**THE PROBLEM**: Return every line of the data below that includes the string "주옵소서".
════════════════════
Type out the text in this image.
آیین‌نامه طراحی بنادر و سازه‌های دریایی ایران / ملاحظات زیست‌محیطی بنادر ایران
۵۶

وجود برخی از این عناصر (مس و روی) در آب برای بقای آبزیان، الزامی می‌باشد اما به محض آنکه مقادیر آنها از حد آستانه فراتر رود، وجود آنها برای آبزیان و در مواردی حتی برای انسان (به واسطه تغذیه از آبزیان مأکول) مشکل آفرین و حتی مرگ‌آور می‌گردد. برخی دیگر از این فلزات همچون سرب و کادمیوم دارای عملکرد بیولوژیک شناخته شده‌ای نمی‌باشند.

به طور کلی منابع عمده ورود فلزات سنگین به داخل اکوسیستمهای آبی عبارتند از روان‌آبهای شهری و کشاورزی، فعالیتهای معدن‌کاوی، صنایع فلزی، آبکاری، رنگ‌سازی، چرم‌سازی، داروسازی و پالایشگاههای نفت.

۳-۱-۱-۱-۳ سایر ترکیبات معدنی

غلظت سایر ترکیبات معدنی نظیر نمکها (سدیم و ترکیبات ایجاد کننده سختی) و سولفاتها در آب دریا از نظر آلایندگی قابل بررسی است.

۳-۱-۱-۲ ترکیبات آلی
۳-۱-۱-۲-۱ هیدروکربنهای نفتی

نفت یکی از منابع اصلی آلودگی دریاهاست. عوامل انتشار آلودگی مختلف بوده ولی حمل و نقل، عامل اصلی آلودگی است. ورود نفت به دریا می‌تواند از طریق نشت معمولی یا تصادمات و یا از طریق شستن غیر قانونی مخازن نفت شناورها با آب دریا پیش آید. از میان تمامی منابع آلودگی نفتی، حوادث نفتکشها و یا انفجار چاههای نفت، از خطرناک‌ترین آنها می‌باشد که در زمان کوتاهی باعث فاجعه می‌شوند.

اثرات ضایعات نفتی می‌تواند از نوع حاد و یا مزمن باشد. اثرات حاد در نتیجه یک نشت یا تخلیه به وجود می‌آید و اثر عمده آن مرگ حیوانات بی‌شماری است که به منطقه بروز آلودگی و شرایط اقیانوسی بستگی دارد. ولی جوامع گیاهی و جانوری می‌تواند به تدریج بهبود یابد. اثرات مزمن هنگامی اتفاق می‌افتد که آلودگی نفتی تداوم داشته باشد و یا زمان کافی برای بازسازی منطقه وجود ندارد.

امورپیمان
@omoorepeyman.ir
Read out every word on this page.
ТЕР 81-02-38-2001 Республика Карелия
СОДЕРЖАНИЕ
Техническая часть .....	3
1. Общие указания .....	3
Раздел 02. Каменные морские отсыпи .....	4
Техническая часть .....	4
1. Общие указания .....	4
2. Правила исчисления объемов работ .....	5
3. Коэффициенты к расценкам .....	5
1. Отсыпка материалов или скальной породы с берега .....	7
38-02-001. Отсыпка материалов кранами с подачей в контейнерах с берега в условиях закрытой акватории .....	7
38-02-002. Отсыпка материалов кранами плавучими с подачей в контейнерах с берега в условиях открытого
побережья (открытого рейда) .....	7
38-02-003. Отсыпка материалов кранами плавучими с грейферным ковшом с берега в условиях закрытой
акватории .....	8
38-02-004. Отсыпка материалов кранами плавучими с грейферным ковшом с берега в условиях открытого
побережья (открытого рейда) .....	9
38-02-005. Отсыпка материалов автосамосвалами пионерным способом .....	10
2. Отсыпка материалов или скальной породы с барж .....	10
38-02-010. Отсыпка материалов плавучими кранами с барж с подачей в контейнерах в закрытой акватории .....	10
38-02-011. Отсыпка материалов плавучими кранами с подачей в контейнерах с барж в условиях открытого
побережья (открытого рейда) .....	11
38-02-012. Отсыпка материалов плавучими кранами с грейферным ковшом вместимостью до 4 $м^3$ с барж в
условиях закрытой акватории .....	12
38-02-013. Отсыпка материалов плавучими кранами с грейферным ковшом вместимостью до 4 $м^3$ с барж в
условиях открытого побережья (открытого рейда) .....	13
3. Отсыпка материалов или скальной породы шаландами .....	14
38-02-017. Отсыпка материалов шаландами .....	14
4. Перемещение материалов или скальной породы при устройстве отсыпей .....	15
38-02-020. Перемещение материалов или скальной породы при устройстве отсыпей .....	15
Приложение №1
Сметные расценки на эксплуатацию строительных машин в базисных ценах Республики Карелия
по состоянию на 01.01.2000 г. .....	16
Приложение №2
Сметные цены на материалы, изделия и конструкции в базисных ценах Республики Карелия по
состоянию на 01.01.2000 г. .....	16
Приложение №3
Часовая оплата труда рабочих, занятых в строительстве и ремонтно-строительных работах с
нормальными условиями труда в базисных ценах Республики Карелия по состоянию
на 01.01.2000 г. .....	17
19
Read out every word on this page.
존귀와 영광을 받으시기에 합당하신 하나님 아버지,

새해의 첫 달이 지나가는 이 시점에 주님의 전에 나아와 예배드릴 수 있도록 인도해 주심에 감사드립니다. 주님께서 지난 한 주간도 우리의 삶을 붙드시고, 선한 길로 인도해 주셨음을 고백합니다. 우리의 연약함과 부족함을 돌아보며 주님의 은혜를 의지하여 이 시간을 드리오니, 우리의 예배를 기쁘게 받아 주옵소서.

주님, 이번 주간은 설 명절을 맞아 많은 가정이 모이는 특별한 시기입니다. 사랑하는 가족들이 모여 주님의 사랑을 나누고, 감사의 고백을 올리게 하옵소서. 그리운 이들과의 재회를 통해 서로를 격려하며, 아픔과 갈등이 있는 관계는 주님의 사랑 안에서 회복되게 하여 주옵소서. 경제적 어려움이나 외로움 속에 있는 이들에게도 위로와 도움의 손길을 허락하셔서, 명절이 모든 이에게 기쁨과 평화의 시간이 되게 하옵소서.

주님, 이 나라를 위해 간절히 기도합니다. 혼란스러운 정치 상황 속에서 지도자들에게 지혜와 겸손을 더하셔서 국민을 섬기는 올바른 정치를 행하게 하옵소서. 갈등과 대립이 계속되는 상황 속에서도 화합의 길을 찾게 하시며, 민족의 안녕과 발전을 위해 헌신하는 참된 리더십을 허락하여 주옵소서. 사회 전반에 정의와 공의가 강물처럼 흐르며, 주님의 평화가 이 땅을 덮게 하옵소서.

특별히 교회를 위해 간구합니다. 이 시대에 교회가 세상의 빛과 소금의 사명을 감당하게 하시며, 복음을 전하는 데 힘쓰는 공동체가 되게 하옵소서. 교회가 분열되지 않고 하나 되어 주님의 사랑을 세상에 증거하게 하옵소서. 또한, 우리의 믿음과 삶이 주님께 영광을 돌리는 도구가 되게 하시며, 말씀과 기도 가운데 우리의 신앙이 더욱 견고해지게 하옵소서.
════════════════════
**FINAL RESULT**:
새해의 첫 달이 지나가는 이 시점에 주님의 전에 나아와 예배드릴 수 있도록 인도해 주심에 감사드립니다. 주님께서 지난 한 주간도 우리의 삶을 붙드시고, 선한 길로 인도해 주셨음을 고백합니다. 우리의 연약함과 부족함을 돌아보며 주님의 은혜를 의지하여 이 시간을 드리오니, 우리의 예배를 기쁘게 받아 주옵소서.
주님, 이번 주간은 설 명절을 맞아 많은 가정이 모이는 특별한 시기입니다. 사랑하는 가족들이 모여 주님의 사랑을 나누고, 감사의 고백을 올리게 하옵소서. 그리운 이들과의 재회를 통해 서로를 격려하며, 아픔과 갈등이 있는 관계는 주님의 사랑 안에서 회복되게 하여 주옵소서. 경제적 어려움이나 외로움 속에 있는 이들에게도 위로와 도움의 손길을 허락하셔서, 명절이 모든 이에게 기쁨과 평화의 시간이 되게 하옵소서.
주님, 이 나라를 위해 간절히 기도합니다. 혼란스러운 정치 상황 속에서 지도자들에게 지혜와 겸손을 더하셔서 국민을 섬기는 올바른 정치를 행하게 하옵소서. 갈등과 대립이 계속되는 상황 속에서도 화합의 길을 찾게 하시며, 민족의 안녕과 발전을 위해 헌신하는 참된 리더십을 허락하여 주옵소서. 사회 전반에 정의와 공의가 강물처럼 흐르며, 주님의 평화가 이 땅을 덮게 하옵소서.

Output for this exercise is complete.